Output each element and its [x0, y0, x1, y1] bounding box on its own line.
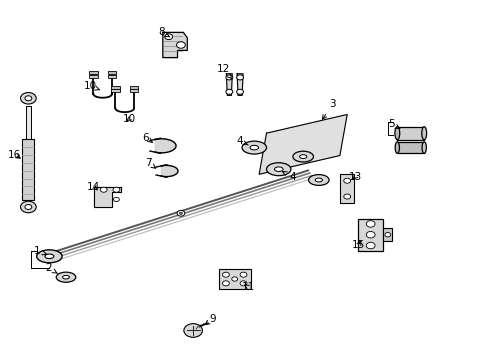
Circle shape	[343, 194, 350, 199]
Text: 3: 3	[322, 99, 335, 119]
Circle shape	[384, 233, 390, 237]
Circle shape	[25, 204, 32, 210]
Polygon shape	[155, 139, 176, 153]
Text: 4: 4	[236, 136, 248, 146]
Ellipse shape	[394, 142, 399, 153]
Ellipse shape	[299, 155, 306, 158]
Bar	[89, 75, 98, 78]
Ellipse shape	[421, 142, 426, 153]
Circle shape	[225, 89, 232, 94]
Text: 12: 12	[216, 64, 232, 79]
Circle shape	[25, 96, 32, 101]
Circle shape	[179, 212, 182, 215]
Bar	[396, 127, 424, 140]
Circle shape	[366, 221, 374, 227]
Circle shape	[20, 201, 36, 213]
Circle shape	[225, 75, 232, 80]
Polygon shape	[94, 187, 121, 207]
Text: 8: 8	[158, 27, 170, 37]
Circle shape	[222, 281, 229, 286]
Circle shape	[236, 89, 243, 94]
Circle shape	[231, 277, 237, 281]
Text: 2: 2	[45, 263, 57, 273]
Circle shape	[177, 211, 184, 216]
Text: 11: 11	[241, 282, 255, 292]
Polygon shape	[161, 165, 178, 177]
Circle shape	[176, 42, 185, 48]
Bar	[129, 86, 138, 89]
Circle shape	[343, 178, 350, 183]
Circle shape	[183, 324, 202, 337]
Text: 9: 9	[205, 314, 216, 324]
Bar	[111, 86, 120, 89]
Bar	[383, 228, 391, 241]
Bar	[340, 174, 353, 203]
Bar	[111, 89, 120, 92]
Circle shape	[113, 187, 120, 192]
Circle shape	[366, 242, 374, 249]
Circle shape	[113, 197, 119, 202]
Ellipse shape	[37, 250, 62, 263]
Polygon shape	[163, 32, 187, 58]
Bar	[107, 75, 116, 78]
Text: 14: 14	[87, 182, 101, 192]
Ellipse shape	[308, 175, 328, 185]
Text: 13: 13	[347, 172, 361, 182]
Text: 5: 5	[387, 119, 399, 129]
Circle shape	[240, 281, 246, 286]
Circle shape	[240, 272, 246, 277]
Text: 1: 1	[33, 246, 46, 256]
Polygon shape	[259, 114, 346, 174]
Circle shape	[366, 231, 374, 238]
Bar	[107, 71, 116, 74]
Text: 10: 10	[84, 81, 100, 91]
Polygon shape	[226, 74, 232, 95]
Text: 7: 7	[144, 158, 155, 168]
Ellipse shape	[62, 275, 69, 279]
Ellipse shape	[45, 254, 54, 258]
Text: 16: 16	[8, 150, 21, 160]
Bar	[219, 269, 250, 289]
Bar	[89, 71, 98, 74]
Ellipse shape	[394, 127, 399, 140]
Text: 10: 10	[123, 114, 136, 124]
Circle shape	[222, 272, 229, 277]
Text: 4: 4	[282, 171, 295, 182]
Ellipse shape	[266, 163, 290, 176]
Polygon shape	[237, 74, 243, 95]
Ellipse shape	[315, 178, 322, 182]
Circle shape	[20, 93, 36, 104]
Ellipse shape	[421, 127, 426, 140]
Circle shape	[236, 75, 243, 80]
Ellipse shape	[292, 151, 313, 162]
Bar	[26, 106, 31, 139]
Ellipse shape	[249, 145, 258, 150]
Circle shape	[164, 34, 172, 40]
Ellipse shape	[242, 141, 266, 154]
Text: 6: 6	[142, 132, 152, 143]
Ellipse shape	[56, 272, 76, 282]
Bar	[396, 142, 424, 153]
Text: 15: 15	[351, 240, 365, 250]
Ellipse shape	[274, 167, 283, 171]
Bar	[22, 139, 34, 200]
Bar	[357, 219, 383, 251]
Circle shape	[100, 187, 107, 192]
Bar	[129, 89, 138, 92]
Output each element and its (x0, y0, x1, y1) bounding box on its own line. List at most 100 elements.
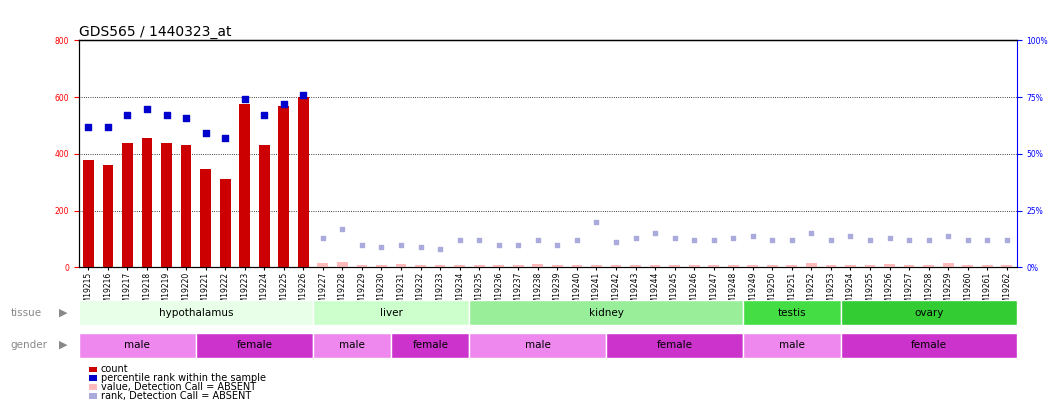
Text: kidney: kidney (589, 308, 624, 318)
Text: rank, Detection Call = ABSENT: rank, Detection Call = ABSENT (101, 391, 250, 401)
Bar (840, 333, 1017, 358)
Bar (396, 264, 407, 267)
Bar (885, 264, 895, 267)
Bar (840, 300, 1017, 326)
Point (393, 241, 410, 248)
Point (217, 135, 234, 141)
Point (119, 112, 136, 119)
Point (667, 234, 683, 241)
Point (881, 234, 898, 241)
Point (900, 237, 917, 243)
Point (178, 114, 195, 121)
Point (334, 226, 351, 232)
Text: female: female (237, 340, 272, 350)
Point (276, 101, 292, 107)
Bar (474, 265, 484, 267)
Bar (670, 265, 680, 267)
Point (432, 246, 449, 252)
Point (568, 237, 585, 243)
Bar (767, 265, 778, 267)
Bar (962, 265, 974, 267)
Bar (512, 265, 524, 267)
Text: female: female (412, 340, 449, 350)
Point (725, 234, 742, 241)
Bar (494, 265, 504, 267)
Bar (356, 265, 367, 267)
Point (100, 124, 116, 130)
Point (529, 237, 546, 243)
Text: female: female (911, 340, 946, 350)
Point (959, 237, 976, 243)
Text: male: male (340, 340, 365, 350)
Bar (786, 265, 798, 267)
Text: tissue: tissue (10, 308, 42, 318)
Text: liver: liver (379, 308, 402, 318)
Point (705, 237, 722, 243)
Bar (630, 265, 641, 267)
Point (843, 232, 859, 239)
Point (236, 96, 253, 103)
Text: testis: testis (778, 308, 806, 318)
Bar (470, 300, 743, 326)
Text: ▶: ▶ (59, 340, 67, 350)
Text: count: count (101, 364, 128, 374)
Bar (415, 265, 425, 267)
Point (314, 234, 331, 241)
Bar (161, 143, 172, 267)
Bar (337, 262, 348, 267)
Bar (298, 97, 309, 267)
Bar (180, 145, 192, 267)
Point (588, 219, 605, 225)
Point (647, 230, 663, 237)
Text: male: male (125, 340, 150, 350)
Point (627, 234, 643, 241)
Point (158, 112, 175, 119)
Bar (313, 300, 470, 326)
Bar (220, 179, 231, 267)
Point (471, 237, 487, 243)
Bar (470, 333, 606, 358)
Bar (83, 160, 93, 267)
Bar (606, 333, 743, 358)
Point (294, 92, 311, 98)
Bar (435, 265, 445, 267)
Bar (239, 104, 250, 267)
Point (823, 237, 839, 243)
Point (412, 244, 429, 250)
Point (608, 239, 625, 245)
Point (685, 237, 702, 243)
Point (784, 237, 801, 243)
Bar (650, 265, 660, 267)
Point (979, 237, 996, 243)
Bar (79, 333, 196, 358)
Bar (313, 333, 391, 358)
Bar (743, 333, 840, 358)
Bar (591, 265, 602, 267)
Bar (532, 264, 543, 267)
Bar (826, 265, 836, 267)
Point (353, 241, 370, 248)
Point (256, 112, 272, 119)
Bar (196, 333, 313, 358)
Text: ▶: ▶ (59, 308, 67, 318)
Bar (708, 265, 719, 267)
Point (764, 237, 781, 243)
Point (80, 124, 96, 130)
Bar (79, 300, 313, 326)
Text: gender: gender (10, 340, 47, 350)
Bar (571, 265, 583, 267)
Bar (200, 169, 211, 267)
Point (940, 232, 957, 239)
Text: GDS565 / 1440323_at: GDS565 / 1440323_at (79, 26, 232, 39)
Point (452, 237, 468, 243)
Bar (391, 333, 470, 358)
Point (861, 237, 878, 243)
Bar (376, 265, 387, 267)
Point (803, 230, 820, 237)
Bar (728, 265, 739, 267)
Text: ovary: ovary (914, 308, 943, 318)
Text: hypothalamus: hypothalamus (158, 308, 233, 318)
Point (920, 237, 937, 243)
Bar (806, 263, 816, 267)
Point (744, 232, 761, 239)
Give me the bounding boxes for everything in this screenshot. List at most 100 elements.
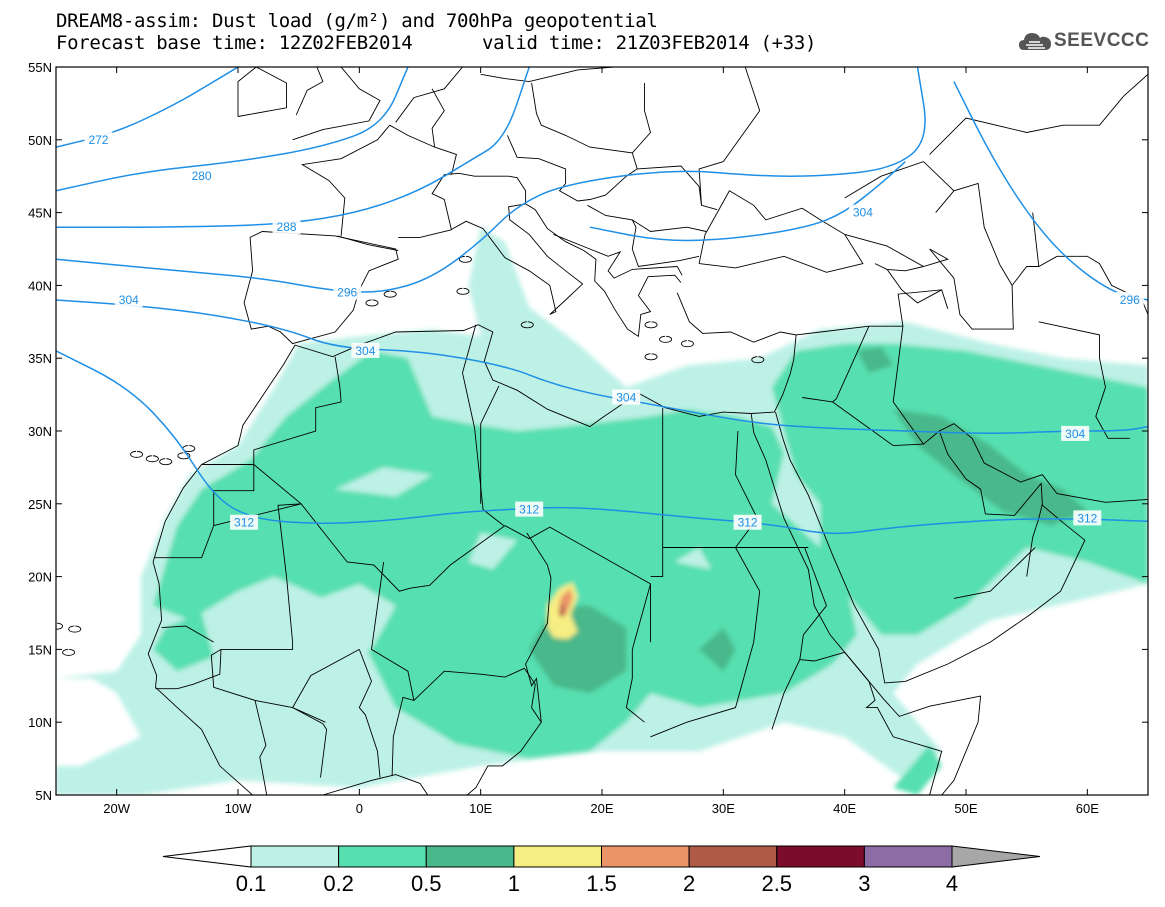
island-outline bbox=[680, 340, 694, 348]
island-outline bbox=[751, 356, 765, 364]
contour-label-bg bbox=[1061, 425, 1090, 441]
geopotential-contour-304 bbox=[589, 161, 906, 242]
colorbar-label: 4 bbox=[945, 871, 959, 896]
contour-label: 312 bbox=[738, 516, 758, 530]
lon-tick-label: 50E bbox=[954, 801, 977, 816]
island-outline bbox=[383, 290, 397, 298]
boundary-line bbox=[874, 263, 924, 272]
boundary-line bbox=[398, 203, 584, 315]
lat-tick-label: 45N bbox=[28, 206, 52, 221]
contour-label: 272 bbox=[88, 133, 108, 147]
boundary-line bbox=[832, 401, 924, 447]
boundary-line bbox=[631, 83, 651, 154]
dust-medium-sahara bbox=[153, 350, 857, 759]
contour-label-bg bbox=[848, 204, 877, 220]
contour-label-bg bbox=[612, 389, 641, 405]
boundary-line bbox=[395, 67, 463, 123]
island-outline bbox=[659, 335, 673, 343]
contour-label: 312 bbox=[519, 503, 539, 517]
boundary-line bbox=[389, 124, 457, 175]
colorbar-box bbox=[250, 845, 340, 868]
logo-text: SEEVCCC bbox=[1054, 30, 1150, 51]
lat-tick-label: 20N bbox=[28, 570, 52, 585]
dust-dark-iraq bbox=[856, 346, 894, 373]
boundary-line bbox=[358, 649, 381, 778]
boundary-line bbox=[291, 649, 360, 778]
contour-label: 312 bbox=[1077, 511, 1097, 525]
boundary-line bbox=[650, 407, 664, 578]
dust-load-field bbox=[56, 227, 1148, 795]
cloud-icon bbox=[1019, 33, 1051, 50]
colorbar-under-triangle bbox=[162, 845, 252, 868]
geopotential-contour-296 bbox=[56, 67, 926, 293]
boundary-line bbox=[897, 289, 949, 327]
boundary-line bbox=[155, 649, 222, 690]
boundary-line bbox=[698, 67, 761, 206]
contour-label: 304 bbox=[355, 344, 375, 358]
contour-labels: 272 280 288 296 304 304 304 304 304 296 312 312 312 3… bbox=[84, 131, 1144, 530]
boundary-line bbox=[480, 67, 615, 83]
contour-label: 304 bbox=[119, 293, 139, 307]
lat-tick-label: 40N bbox=[28, 278, 52, 293]
lat-tick-label: 55N bbox=[28, 60, 52, 75]
colorbar-box bbox=[601, 845, 690, 868]
island-outline bbox=[62, 648, 76, 656]
colorbar-box bbox=[688, 845, 778, 868]
island-outline bbox=[130, 450, 144, 458]
colorbar-box bbox=[863, 845, 953, 868]
boundary-line bbox=[782, 423, 1148, 684]
geopotential-contour-280 bbox=[56, 67, 409, 192]
geopotential-contour-296 bbox=[953, 81, 1148, 301]
colorbar-label: 0.5 bbox=[410, 871, 442, 896]
boundary-line bbox=[802, 326, 870, 403]
boundary-line bbox=[254, 699, 326, 723]
lon-tick-label: 60E bbox=[1076, 801, 1099, 816]
lat-tick-label: 50N bbox=[28, 133, 52, 148]
boundary-line bbox=[210, 642, 294, 795]
contour-label-bg bbox=[515, 501, 544, 517]
colorbar-label: 1 bbox=[507, 871, 520, 896]
dust-thin-area bbox=[468, 532, 518, 570]
forecast-base-time: Forecast base time: 12Z02FEB2014 bbox=[56, 32, 413, 54]
lon-tick-label: 0 bbox=[356, 801, 363, 816]
boundary-line bbox=[161, 625, 214, 643]
boundary-line bbox=[295, 67, 324, 116]
boundary-line bbox=[431, 88, 445, 148]
boundary-line bbox=[953, 547, 1036, 599]
boundary-line bbox=[844, 233, 949, 267]
boundary-line bbox=[253, 464, 651, 643]
contour-label-bg bbox=[230, 514, 259, 530]
valid-time: valid time: 21Z03FEB2014 (+33) bbox=[482, 32, 817, 54]
geopotential-contour-288 bbox=[56, 67, 530, 228]
boundary-line bbox=[929, 73, 1148, 155]
colorbar-label: 3 bbox=[858, 871, 871, 896]
dust-thin-area bbox=[335, 467, 433, 497]
contour-label: 312 bbox=[234, 516, 254, 530]
contour-label-bg bbox=[1115, 291, 1144, 307]
island-outline bbox=[644, 353, 658, 361]
lat-tick-label: 25N bbox=[28, 497, 52, 512]
boundary-line bbox=[844, 161, 955, 199]
boundary-line bbox=[147, 292, 797, 795]
dust-thin-area bbox=[238, 583, 396, 657]
lat-tick-label: 5N bbox=[35, 788, 52, 803]
boundary-line bbox=[553, 233, 678, 279]
colorbar-label: 2.5 bbox=[761, 871, 793, 896]
boundary-line bbox=[632, 219, 707, 232]
colorbar-label: 0.1 bbox=[235, 871, 267, 896]
lon-tick-label: 10W bbox=[225, 801, 252, 816]
boundary-line bbox=[886, 269, 942, 304]
boundary-line bbox=[1038, 321, 1130, 439]
colorbar-label: 1.5 bbox=[586, 871, 617, 896]
boundary-line bbox=[431, 172, 527, 231]
lon-tick-label: 20W bbox=[103, 801, 130, 816]
geopotential-contour-272 bbox=[56, 67, 239, 148]
contour-label: 304 bbox=[853, 206, 873, 220]
boundary-line bbox=[337, 235, 399, 251]
boundary-line bbox=[462, 324, 504, 526]
boundary-line bbox=[243, 231, 399, 345]
contour-label: 280 bbox=[192, 169, 212, 183]
contour-label-bg bbox=[84, 131, 113, 147]
contour-label-bg bbox=[333, 284, 362, 300]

■ **Required work**
Arrange everything from the line containing "194, 350, 199]" down to the line containing "155, 306, 158]", both ends included, as a Markdown table with the columns Number and Line. Omit blank lines.

■ **Final answer**
| Number | Line |
|---|---|
| 1 | Circle shape	[343, 194, 350, 199] |
| 2 | Text: 3: 3	[322, 99, 335, 119] |
| 3 | Circle shape	[384, 233, 390, 237] |
| 4 | Circle shape	[25, 204, 32, 210] |
| 5 | Polygon shape	[155, 139, 176, 153] |
| 6 | Text: 4: 4	[236, 136, 248, 146] |
| 7 | Ellipse shape	[394, 142, 399, 153] |
| 8 | Ellipse shape	[299, 155, 306, 158] |